WORK TO COMPLETE.
[1] Answer these questions from the article on consuming the Microsoft Graph APIs in Xamarin.Forms:
(a) Where must the app be registered to access the Graph API?
(b) Which library is used to authenticate and obtain the AccessToken?
(c) What two versions of the Graph API are available?
[2] Pick up the article on consuming the Microsoft Graph APIs in Xamarin.Forms after its final sentence and keep writing it.

::: EXTRACT TO READ

Consuming the Microsoft Graph APIs in Xamarin.Forms

Mayur Tendulkar

It’s highly likely that you’ve used at least one service powered by Microsoft Azure. Services such Mail, People, Outlook, OneDrive for Business, and SharePoint all depend on Azure for availability, scalability, reliability, and robust security. Until recently, if we wanted to interact with any of these services, we had to work with several separate APIs and SDKs.

Recently, however, Microsoft released a unified API to access all of these services, creating “one endpoint to rule them all” and making integrating with these services easier. The brand new Graph API is all about connecting the dots between these services and fetching contextual data with a common SDK available on all platforms that support .NET.

Step 1: Register the App and Authenticate

The first thing you’ll need to do to access the Graph API is to register your app in the Azure portal and provide access permission. As we’ve done previously, let’s grant the required permissions.

Graph-Api-Permissions

Using Microsoft Active Directory Authentication Library (ADAL), authenticate and grab the AccessToken.

Step 2: Call the Graph API

Once the AccessToken is retrieved, it’s easy to call the Graph API like any other secured API using HttpClient libraries. All of these APIs can be called from the endpoint https://graph.microsoft.com. As of now, there are two versions of the Graph API, one that’s ready to use in production (1.0) and another one currently in beta. You can call the particular version by appending it to the endpoint; for example, in this blog post I’m using the beta version by calling https://graph.microsoft.com/beta.

::::::
::: GIVEN RECORDS

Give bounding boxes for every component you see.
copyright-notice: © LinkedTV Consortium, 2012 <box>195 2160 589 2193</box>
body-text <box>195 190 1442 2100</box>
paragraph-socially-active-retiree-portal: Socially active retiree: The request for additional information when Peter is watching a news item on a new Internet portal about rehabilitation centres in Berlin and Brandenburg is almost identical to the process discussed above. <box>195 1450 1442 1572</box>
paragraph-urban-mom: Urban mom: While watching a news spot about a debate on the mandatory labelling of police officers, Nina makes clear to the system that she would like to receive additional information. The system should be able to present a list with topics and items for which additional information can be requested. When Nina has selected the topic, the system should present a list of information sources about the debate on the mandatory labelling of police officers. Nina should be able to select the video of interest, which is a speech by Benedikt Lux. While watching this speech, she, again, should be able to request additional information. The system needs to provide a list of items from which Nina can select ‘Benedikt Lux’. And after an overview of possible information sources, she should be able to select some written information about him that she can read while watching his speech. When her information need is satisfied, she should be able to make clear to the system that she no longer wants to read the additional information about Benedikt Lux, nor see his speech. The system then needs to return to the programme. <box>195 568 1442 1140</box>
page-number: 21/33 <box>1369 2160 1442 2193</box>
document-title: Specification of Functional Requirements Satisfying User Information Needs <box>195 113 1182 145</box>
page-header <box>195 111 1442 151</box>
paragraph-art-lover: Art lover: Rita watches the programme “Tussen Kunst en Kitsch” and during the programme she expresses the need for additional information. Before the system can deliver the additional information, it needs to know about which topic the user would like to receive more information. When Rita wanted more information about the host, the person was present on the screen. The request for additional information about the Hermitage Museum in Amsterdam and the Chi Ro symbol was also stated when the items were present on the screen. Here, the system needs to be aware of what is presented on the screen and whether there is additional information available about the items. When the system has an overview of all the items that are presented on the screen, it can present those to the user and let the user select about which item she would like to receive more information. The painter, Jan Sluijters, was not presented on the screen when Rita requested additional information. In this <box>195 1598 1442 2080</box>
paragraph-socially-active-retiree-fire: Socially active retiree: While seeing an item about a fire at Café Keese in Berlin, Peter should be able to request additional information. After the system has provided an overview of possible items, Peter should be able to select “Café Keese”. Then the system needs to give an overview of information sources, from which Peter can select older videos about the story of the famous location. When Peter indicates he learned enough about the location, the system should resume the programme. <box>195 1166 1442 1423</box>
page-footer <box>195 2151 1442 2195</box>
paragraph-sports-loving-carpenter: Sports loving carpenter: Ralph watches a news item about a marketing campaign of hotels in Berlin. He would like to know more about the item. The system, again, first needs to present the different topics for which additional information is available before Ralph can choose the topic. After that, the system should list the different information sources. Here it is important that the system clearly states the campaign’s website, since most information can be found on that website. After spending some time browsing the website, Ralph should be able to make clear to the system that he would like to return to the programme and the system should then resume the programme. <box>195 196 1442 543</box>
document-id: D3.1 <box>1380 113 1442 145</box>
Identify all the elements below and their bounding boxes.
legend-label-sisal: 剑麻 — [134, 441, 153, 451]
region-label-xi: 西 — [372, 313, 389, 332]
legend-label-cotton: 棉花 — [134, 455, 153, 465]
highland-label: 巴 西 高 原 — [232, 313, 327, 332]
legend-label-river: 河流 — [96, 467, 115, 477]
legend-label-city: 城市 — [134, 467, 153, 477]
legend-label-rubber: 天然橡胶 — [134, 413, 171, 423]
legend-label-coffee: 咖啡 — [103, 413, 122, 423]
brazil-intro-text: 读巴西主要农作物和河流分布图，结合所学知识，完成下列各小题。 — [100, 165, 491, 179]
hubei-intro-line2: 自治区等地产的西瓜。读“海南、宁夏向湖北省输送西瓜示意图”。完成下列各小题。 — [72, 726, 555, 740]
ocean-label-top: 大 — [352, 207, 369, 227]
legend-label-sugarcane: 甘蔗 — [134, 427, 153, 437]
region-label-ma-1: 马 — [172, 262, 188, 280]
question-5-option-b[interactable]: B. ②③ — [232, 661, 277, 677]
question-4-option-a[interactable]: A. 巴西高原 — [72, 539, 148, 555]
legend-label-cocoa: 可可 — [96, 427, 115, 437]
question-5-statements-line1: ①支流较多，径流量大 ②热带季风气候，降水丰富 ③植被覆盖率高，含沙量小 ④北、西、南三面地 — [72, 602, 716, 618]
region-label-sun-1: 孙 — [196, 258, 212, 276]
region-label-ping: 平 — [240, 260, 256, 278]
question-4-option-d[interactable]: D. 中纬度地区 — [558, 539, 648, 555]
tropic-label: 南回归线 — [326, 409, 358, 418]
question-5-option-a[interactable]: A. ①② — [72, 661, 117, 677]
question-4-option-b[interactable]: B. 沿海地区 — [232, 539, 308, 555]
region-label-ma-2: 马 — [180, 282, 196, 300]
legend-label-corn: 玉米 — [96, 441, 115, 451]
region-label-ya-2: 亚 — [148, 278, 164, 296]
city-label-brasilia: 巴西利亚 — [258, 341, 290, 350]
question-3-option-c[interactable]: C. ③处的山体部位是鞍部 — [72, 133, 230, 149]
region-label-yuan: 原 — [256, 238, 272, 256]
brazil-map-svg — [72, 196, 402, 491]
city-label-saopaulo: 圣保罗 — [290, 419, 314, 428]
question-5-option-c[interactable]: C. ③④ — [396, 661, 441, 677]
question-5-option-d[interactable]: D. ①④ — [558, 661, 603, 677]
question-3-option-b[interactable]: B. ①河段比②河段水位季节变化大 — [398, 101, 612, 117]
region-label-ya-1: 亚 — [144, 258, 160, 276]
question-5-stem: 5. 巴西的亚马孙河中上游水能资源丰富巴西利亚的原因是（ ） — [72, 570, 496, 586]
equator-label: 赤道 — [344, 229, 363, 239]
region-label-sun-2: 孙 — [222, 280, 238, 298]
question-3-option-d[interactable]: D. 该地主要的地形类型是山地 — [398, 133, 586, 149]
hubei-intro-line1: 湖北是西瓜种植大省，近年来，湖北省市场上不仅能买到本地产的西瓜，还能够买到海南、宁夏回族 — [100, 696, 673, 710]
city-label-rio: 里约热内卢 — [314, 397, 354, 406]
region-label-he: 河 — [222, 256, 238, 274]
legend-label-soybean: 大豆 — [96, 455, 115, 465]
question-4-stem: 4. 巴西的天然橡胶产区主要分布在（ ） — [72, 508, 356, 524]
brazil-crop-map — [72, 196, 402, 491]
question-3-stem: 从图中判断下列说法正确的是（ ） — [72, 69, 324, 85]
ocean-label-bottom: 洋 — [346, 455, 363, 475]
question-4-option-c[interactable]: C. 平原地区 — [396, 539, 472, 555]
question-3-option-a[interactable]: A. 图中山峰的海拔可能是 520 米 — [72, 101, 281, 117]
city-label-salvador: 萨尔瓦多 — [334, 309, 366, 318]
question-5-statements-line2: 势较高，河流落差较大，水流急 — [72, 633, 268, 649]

::::::

ACTIVITY ANSWERS.
[1]
(a) In the Azure portal.
(b) The Microsoft Active Directory Authentication Library (ADAL).
(c) A production-ready version (1.0) and a beta version.

[2]
Calling the User API

Getting user details is super easy with the Graph APIs, including a great deal lot of information about the signed in user as well as other users. You can get more details about this API from here. The code to call the API is:

var client = new HttpClient();
client.DefaultRequestHeaders.Accept.Add(new MediaTypeWithQualityHeaderValue("application/json"));
client.DefaultRequestHeaders.Authorization = new System.Net.Http.Headers.AuthenticationHeaderValue("Bearer", App.AuthenticationResult.AccessToken);
var response = await client.GetStringAsync("https://graph.microsoft.com/beta/users");
var result = JsonConvert.DeserializeObject<UsersRequest>(response);
UsersList.ItemsSource = result.Value;

Calling the Mail API

Just as we could easily query users, using the Graph API we can also query emails in Office 365:

var client = new HttpClient();
client.DefaultRequestHeaders.Accept.Add(new MediaTypeWithQualityHeaderValue("application/json"));
client.DefaultRequestHeaders.Authorization = new System.Net.Http.Headers.AuthenticationHeaderValue("Bearer", App.AuthenticationResult.AccessToken);
var response = await client.GetStringAsync("https://graph.microsoft.com/beta/me/messages");
var result = JsonConvert.DeserializeObject<MailResponse>(response);
MailList.ItemsSource = result.Value;

Calling the Files API

The Files API gives access to a user’s OneDrive for Business account. Using this access, you can manipulate files and folders:

var client = new HttpClient();
client.DefaultRequestHeaders.Accept.Add(new MediaTypeWithQualityHeaderValue("application/json"));
client.DefaultRequestHeaders.Authorization = new System.Net.Http.Headers.AuthenticationHeaderValue("Bearer", App.AuthenticationResult.AccessToken);
var response = await client.GetStringAsync("https://graph.microsoft.com/beta/me/drive/root/children");
var result = JsonConvert.DeserializeObject<FileResponse>(response);
FilesList.ItemsSource = result.Value;

Similarly, there is an API for the Calendar, Contacts, Groups and other directory objects that can all be called from one endpoint: https://graph.microsoft.com. Now you can build your own cross-platform Outlook!

Graph API Xamarin.Forms Client App

Wrapping Up

The new Graph API makes building clients for various Microsoft services easy and fun. Instead of having to use numerous different APIs and SDKs to access things like mail and files, we can access all of them easily with the Graph API. You can find more information about the Graph APIs here. For a look at the Graph APIs in action with Xamarin.Forms, download this sample from GitHub.